Copy the data below line for line, without changing anything.

Input for this task >>
>>>>>
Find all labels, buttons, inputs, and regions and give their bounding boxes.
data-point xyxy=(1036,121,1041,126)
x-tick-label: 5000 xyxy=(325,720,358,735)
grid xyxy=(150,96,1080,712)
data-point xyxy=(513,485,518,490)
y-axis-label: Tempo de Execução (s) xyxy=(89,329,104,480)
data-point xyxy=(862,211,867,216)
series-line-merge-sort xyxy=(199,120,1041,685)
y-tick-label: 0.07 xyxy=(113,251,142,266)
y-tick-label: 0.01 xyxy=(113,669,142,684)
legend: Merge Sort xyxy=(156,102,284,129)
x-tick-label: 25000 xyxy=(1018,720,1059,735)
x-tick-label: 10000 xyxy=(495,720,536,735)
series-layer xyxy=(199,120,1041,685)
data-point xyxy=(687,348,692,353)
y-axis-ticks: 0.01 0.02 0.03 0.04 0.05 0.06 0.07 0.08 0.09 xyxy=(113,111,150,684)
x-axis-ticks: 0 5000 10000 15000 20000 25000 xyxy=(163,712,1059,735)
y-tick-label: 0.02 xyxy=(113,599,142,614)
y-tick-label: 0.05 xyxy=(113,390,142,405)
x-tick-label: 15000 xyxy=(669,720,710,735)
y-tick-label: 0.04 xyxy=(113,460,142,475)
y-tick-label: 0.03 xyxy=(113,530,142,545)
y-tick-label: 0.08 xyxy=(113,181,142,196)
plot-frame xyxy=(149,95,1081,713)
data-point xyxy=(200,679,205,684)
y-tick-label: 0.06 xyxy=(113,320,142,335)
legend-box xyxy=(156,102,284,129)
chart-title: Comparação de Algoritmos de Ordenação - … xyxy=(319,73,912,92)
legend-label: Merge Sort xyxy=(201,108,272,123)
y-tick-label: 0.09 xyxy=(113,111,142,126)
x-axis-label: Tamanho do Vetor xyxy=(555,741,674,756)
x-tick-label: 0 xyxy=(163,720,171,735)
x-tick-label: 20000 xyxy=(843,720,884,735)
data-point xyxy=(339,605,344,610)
<<<<<
Final result >>
Find all labels, buttons, inputs, and regions and give their bounding boxes.
data-point xyxy=(1036,121,1041,126)
x-tick-label: 5000 xyxy=(325,720,358,735)
grid xyxy=(150,96,1080,712)
data-point xyxy=(513,485,518,490)
y-axis-label: Tempo de Execução (s) xyxy=(89,329,104,480)
data-point xyxy=(862,211,867,216)
series-line-merge-sort xyxy=(199,120,1041,685)
y-tick-label: 0.07 xyxy=(113,251,142,266)
y-tick-label: 0.01 xyxy=(113,669,142,684)
legend: Merge Sort xyxy=(156,102,284,129)
x-tick-label: 25000 xyxy=(1018,720,1059,735)
x-tick-label: 10000 xyxy=(495,720,536,735)
series-layer xyxy=(199,120,1041,685)
data-point xyxy=(687,348,692,353)
y-axis-ticks: 0.01 0.02 0.03 0.04 0.05 0.06 0.07 0.08 0.09 xyxy=(113,111,150,684)
x-axis-ticks: 0 5000 10000 15000 20000 25000 xyxy=(163,712,1059,735)
y-tick-label: 0.02 xyxy=(113,599,142,614)
y-tick-label: 0.05 xyxy=(113,390,142,405)
x-tick-label: 15000 xyxy=(669,720,710,735)
y-tick-label: 0.04 xyxy=(113,460,142,475)
y-tick-label: 0.03 xyxy=(113,530,142,545)
y-tick-label: 0.08 xyxy=(113,181,142,196)
plot-frame xyxy=(149,95,1081,713)
data-point xyxy=(200,679,205,684)
y-tick-label: 0.06 xyxy=(113,320,142,335)
legend-box xyxy=(156,102,284,129)
chart-title: Comparação de Algoritmos de Ordenação - … xyxy=(319,73,912,92)
legend-label: Merge Sort xyxy=(201,108,272,123)
y-tick-label: 0.09 xyxy=(113,111,142,126)
x-axis-label: Tamanho do Vetor xyxy=(555,741,674,756)
x-tick-label: 0 xyxy=(163,720,171,735)
x-tick-label: 20000 xyxy=(843,720,884,735)
data-point xyxy=(339,605,344,610)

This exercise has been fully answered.